AIM OF THE EXERCISE:
Look through the records below, and copy out every line that holds the string "name".

Chart and figure data:
start
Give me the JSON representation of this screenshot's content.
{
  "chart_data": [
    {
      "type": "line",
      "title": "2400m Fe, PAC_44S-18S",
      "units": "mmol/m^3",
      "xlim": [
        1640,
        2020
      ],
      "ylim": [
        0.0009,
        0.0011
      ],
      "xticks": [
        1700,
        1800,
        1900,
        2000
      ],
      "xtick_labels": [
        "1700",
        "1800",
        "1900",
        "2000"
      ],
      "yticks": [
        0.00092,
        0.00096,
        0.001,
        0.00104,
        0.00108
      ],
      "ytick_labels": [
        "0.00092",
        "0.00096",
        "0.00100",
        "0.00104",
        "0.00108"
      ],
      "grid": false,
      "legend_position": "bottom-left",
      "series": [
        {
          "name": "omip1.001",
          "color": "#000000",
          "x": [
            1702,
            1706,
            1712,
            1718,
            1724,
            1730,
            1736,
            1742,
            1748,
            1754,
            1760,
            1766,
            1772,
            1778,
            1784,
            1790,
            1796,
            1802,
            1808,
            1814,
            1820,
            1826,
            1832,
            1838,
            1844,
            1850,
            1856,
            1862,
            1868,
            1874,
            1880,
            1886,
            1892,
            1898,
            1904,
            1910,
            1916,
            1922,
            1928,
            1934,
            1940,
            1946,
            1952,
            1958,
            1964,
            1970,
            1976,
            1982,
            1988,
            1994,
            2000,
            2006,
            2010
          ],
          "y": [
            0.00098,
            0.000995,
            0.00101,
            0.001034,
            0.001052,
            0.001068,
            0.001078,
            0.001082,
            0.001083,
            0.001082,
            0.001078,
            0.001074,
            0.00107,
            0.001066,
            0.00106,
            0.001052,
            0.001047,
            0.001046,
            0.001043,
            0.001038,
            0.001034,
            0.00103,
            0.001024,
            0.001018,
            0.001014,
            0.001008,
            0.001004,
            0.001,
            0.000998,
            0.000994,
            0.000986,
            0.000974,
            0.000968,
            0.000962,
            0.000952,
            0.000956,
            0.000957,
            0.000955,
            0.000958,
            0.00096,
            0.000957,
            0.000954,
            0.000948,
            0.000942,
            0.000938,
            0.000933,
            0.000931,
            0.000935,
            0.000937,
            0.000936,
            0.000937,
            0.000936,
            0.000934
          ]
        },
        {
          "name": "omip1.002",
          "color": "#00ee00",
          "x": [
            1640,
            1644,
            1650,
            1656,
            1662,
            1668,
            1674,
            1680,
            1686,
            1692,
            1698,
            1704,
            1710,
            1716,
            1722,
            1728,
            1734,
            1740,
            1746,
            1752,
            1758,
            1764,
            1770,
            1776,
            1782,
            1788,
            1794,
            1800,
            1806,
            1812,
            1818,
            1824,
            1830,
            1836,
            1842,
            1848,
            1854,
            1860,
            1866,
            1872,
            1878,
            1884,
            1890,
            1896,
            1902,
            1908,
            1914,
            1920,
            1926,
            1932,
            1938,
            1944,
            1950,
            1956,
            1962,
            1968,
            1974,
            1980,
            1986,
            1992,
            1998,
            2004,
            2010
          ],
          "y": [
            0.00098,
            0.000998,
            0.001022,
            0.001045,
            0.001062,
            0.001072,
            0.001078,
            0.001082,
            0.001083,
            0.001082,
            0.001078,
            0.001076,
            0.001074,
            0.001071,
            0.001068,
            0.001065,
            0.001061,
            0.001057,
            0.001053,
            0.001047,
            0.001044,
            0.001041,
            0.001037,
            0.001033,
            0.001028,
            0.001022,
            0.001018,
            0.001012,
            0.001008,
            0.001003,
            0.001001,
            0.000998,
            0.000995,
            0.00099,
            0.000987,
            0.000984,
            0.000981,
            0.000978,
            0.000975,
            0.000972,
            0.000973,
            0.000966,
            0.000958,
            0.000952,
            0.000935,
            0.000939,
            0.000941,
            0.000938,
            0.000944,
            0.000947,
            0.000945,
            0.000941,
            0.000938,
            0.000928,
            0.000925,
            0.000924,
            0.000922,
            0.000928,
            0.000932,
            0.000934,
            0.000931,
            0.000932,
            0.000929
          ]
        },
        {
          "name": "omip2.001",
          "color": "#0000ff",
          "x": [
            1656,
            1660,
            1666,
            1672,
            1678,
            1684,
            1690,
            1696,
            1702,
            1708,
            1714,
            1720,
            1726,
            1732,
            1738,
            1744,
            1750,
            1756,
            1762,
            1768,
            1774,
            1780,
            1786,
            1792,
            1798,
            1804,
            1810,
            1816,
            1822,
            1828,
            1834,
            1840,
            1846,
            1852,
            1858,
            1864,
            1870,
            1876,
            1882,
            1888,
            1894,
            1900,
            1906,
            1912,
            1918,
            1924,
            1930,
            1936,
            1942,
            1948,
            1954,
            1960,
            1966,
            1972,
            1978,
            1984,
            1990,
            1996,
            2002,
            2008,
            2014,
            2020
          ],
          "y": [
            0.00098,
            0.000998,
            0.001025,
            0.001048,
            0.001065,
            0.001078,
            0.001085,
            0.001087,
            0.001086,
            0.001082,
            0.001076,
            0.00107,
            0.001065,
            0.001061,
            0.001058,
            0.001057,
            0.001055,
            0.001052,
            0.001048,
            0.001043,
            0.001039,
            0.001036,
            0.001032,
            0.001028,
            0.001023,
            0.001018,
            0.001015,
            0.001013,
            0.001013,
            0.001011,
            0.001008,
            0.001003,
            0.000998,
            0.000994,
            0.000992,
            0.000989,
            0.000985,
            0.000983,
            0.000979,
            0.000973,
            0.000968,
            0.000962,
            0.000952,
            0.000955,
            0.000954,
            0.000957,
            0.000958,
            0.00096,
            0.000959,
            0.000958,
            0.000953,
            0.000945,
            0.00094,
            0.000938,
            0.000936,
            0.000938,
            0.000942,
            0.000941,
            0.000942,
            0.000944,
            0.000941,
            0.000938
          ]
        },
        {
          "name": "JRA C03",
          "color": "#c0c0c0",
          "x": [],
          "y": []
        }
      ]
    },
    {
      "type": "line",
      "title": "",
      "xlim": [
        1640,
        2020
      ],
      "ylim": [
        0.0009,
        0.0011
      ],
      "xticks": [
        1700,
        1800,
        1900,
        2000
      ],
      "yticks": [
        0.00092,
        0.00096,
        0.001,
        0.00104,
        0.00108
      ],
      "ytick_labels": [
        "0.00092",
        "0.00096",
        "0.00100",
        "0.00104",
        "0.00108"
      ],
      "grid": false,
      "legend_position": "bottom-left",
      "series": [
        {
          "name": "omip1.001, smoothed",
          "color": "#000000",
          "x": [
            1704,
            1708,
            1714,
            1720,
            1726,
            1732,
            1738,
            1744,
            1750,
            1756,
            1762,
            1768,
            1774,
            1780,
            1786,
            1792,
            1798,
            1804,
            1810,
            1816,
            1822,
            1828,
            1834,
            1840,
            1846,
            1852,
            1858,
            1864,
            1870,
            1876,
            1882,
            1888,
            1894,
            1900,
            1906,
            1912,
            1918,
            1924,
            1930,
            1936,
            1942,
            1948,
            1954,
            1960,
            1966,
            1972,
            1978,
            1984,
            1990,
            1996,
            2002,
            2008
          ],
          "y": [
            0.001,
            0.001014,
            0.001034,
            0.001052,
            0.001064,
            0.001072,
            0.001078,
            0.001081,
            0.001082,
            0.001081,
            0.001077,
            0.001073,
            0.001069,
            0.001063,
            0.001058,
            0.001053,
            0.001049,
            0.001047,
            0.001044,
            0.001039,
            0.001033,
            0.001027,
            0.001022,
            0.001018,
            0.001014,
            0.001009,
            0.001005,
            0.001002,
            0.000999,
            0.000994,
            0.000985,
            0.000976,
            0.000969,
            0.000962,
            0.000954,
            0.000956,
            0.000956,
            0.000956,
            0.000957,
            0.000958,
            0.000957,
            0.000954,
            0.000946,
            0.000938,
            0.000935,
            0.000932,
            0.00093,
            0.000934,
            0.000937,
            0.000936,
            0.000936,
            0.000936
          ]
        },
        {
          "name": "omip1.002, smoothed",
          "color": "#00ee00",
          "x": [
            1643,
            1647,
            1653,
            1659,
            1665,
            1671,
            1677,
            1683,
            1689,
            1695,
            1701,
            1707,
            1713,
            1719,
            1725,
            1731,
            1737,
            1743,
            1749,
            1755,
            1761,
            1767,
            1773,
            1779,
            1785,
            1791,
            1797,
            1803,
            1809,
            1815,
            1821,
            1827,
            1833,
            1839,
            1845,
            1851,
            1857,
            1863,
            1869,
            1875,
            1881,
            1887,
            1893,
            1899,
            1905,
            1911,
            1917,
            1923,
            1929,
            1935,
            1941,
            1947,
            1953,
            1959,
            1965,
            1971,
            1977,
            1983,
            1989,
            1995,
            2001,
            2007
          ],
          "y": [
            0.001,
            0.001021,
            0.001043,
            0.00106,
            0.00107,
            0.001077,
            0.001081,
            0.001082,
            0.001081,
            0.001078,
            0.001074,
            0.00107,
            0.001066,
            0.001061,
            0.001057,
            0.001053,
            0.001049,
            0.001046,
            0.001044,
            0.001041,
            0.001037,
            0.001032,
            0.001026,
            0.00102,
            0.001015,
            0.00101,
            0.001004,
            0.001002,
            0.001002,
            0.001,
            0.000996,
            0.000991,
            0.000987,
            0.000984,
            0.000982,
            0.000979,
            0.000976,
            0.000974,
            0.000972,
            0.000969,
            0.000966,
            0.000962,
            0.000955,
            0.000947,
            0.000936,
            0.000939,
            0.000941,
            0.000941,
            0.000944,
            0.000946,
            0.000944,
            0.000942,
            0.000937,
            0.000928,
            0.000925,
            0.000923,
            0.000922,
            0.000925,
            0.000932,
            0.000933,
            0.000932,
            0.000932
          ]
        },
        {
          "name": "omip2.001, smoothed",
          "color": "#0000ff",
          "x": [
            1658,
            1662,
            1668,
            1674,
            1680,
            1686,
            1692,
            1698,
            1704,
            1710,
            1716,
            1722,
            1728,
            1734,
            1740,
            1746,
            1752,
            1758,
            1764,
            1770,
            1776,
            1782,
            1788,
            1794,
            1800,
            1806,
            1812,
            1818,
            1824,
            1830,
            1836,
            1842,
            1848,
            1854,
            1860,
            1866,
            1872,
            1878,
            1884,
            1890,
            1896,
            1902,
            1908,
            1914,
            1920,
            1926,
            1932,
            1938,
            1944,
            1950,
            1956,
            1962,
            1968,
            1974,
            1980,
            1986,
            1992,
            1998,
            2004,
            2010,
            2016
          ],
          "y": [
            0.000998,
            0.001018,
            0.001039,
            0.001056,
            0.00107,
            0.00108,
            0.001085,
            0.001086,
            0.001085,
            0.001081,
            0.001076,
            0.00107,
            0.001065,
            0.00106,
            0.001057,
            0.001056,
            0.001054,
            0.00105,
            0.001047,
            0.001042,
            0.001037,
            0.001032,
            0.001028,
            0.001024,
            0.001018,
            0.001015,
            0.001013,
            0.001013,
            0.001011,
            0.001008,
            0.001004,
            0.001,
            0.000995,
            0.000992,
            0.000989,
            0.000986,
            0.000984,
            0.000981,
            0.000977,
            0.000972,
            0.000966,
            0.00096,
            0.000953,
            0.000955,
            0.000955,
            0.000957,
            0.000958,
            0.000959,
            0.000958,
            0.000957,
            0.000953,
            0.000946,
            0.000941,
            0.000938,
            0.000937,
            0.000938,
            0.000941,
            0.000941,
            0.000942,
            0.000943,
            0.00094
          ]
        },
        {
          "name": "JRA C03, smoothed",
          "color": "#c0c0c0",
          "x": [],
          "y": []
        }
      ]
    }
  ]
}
end
ANSWER TO THIS TASK:
          "name": "omip1.001",
          "name": "omip1.002",
          "name": "omip2.001",
          "name": "JRA C03",
          "name": "omip1.001, smoothed",
          "name": "omip1.002, smoothed",
          "name": "omip2.001, smoothed",
          "name": "JRA C03, smoothed",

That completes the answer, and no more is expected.